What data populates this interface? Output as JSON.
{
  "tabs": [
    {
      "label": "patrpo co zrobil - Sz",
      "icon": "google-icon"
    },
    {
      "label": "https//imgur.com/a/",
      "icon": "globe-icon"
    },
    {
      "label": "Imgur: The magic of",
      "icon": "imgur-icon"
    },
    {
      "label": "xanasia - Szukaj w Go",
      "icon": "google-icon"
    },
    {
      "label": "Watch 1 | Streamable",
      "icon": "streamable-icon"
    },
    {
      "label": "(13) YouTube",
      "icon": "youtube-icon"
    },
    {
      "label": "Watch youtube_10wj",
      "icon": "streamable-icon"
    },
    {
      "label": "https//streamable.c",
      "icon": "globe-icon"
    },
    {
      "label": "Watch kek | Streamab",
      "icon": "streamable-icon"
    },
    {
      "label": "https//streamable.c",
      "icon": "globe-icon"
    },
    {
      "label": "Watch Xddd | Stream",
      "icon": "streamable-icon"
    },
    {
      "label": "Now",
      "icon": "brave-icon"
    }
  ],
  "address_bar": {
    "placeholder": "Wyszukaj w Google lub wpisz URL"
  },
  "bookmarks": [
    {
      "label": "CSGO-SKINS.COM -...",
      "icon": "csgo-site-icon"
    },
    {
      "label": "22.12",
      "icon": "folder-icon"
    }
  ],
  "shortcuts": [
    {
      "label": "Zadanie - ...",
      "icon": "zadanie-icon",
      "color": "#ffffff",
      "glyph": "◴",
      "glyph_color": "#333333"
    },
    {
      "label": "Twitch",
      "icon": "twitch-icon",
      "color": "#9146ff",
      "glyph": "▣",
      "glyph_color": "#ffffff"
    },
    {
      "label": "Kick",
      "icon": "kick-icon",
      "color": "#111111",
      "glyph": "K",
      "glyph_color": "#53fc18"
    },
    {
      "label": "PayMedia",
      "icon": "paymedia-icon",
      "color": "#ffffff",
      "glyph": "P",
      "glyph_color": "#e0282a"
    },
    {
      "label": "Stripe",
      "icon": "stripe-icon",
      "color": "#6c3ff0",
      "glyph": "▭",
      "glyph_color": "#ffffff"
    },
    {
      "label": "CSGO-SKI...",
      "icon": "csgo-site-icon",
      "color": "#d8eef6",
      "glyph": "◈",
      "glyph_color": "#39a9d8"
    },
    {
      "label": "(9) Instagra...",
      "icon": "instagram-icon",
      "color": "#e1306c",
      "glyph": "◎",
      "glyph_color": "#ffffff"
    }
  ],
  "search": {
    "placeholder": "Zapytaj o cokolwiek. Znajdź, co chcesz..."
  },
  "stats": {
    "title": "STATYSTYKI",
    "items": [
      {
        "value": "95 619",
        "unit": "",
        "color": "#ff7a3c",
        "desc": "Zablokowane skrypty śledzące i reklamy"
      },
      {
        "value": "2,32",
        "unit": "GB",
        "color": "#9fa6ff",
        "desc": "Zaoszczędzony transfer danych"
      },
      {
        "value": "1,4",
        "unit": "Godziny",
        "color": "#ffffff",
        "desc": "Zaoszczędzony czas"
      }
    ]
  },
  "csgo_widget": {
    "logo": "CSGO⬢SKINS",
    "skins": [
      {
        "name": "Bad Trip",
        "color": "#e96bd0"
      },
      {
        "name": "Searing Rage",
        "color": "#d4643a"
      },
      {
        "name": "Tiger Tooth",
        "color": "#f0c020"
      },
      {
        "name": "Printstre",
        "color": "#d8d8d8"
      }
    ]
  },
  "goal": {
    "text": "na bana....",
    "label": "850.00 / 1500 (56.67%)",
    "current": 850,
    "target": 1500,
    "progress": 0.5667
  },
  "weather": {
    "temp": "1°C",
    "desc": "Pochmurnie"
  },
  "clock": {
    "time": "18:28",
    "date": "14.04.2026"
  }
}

:::

▸ **TASK INSTRUCTIONS**: Each line above must be printed exactly as it appears.

▸ **RESPONSE TO THIS TASK**:
What data populates this interface? Output as JSON.
{
  "tabs": [
    {
      "label": "patrpo co zrobil - Sz",
      "icon": "google-icon"
    },
    {
      "label": "https//imgur.com/a/",
      "icon": "globe-icon"
    },
    {
      "label": "Imgur: The magic of",
      "icon": "imgur-icon"
    },
    {
      "label": "xanasia - Szukaj w Go",
      "icon": "google-icon"
    },
    {
      "label": "Watch 1 | Streamable",
      "icon": "streamable-icon"
    },
    {
      "label": "(13) YouTube",
      "icon": "youtube-icon"
    },
    {
      "label": "Watch youtube_10wj",
      "icon": "streamable-icon"
    },
    {
      "label": "https//streamable.c",
      "icon": "globe-icon"
    },
    {
      "label": "Watch kek | Streamab",
      "icon": "streamable-icon"
    },
    {
      "label": "https//streamable.c",
      "icon": "globe-icon"
    },
    {
      "label": "Watch Xddd | Stream",
      "icon": "streamable-icon"
    },
    {
      "label": "Now",
      "icon": "brave-icon"
    }
  ],
  "address_bar": {
    "placeholder": "Wyszukaj w Google lub wpisz URL"
  },
  "bookmarks": [
    {
      "label": "CSGO-SKINS.COM -...",
      "icon": "csgo-site-icon"
    },
    {
      "label": "22.12",
      "icon": "folder-icon"
    }
  ],
  "shortcuts": [
    {
      "label": "Zadanie - ...",
      "icon": "zadanie-icon",
      "color": "#ffffff",
      "glyph": "◴",
      "glyph_color": "#333333"
    },
    {
      "label": "Twitch",
      "icon": "twitch-icon",
      "color": "#9146ff",
      "glyph": "▣",
      "glyph_color": "#ffffff"
    },
    {
      "label": "Kick",
      "icon": "kick-icon",
      "color": "#111111",
      "glyph": "K",
      "glyph_color": "#53fc18"
    },
    {
      "label": "PayMedia",
      "icon": "paymedia-icon",
      "color": "#ffffff",
      "glyph": "P",
      "glyph_color": "#e0282a"
    },
    {
      "label": "Stripe",
      "icon": "stripe-icon",
      "color": "#6c3ff0",
      "glyph": "▭",
      "glyph_color": "#ffffff"
    },
    {
      "label": "CSGO-SKI...",
      "icon": "csgo-site-icon",
      "color": "#d8eef6",
      "glyph": "◈",
      "glyph_color": "#39a9d8"
    },
    {
      "label": "(9) Instagra...",
      "icon": "instagram-icon",
      "color": "#e1306c",
      "glyph": "◎",
      "glyph_color": "#ffffff"
    }
  ],
  "search": {
    "placeholder": "Zapytaj o cokolwiek. Znajdź, co chcesz..."
  },
  "stats": {
    "title": "STATYSTYKI",
    "items": [
      {
        "value": "95 619",
        "unit": "",
        "color": "#ff7a3c",
        "desc": "Zablokowane skrypty śledzące i reklamy"
      },
      {
        "value": "2,32",
        "unit": "GB",
        "color": "#9fa6ff",
        "desc": "Zaoszczędzony transfer danych"
      },
      {
        "value": "1,4",
        "unit": "Godziny",
        "color": "#ffffff",
        "desc": "Zaoszczędzony czas"
      }
    ]
  },
  "csgo_widget": {
    "logo": "CSGO⬢SKINS",
    "skins": [
      {
        "name": "Bad Trip",
        "color": "#e96bd0"
      },
      {
        "name": "Searing Rage",
        "color": "#d4643a"
      },
      {
        "name": "Tiger Tooth",
        "color": "#f0c020"
      },
      {
        "name": "Printstre",
        "color": "#d8d8d8"
      }
    ]
  },
  "goal": {
    "text": "na bana....",
    "label": "850.00 / 1500 (56.67%)",
    "current": 850,
    "target": 1500,
    "progress": 0.5667
  },
  "weather": {
    "temp": "1°C",
    "desc": "Pochmurnie"
  },
  "clock": {
    "time": "18:28",
    "date": "14.04.2026"
  }
}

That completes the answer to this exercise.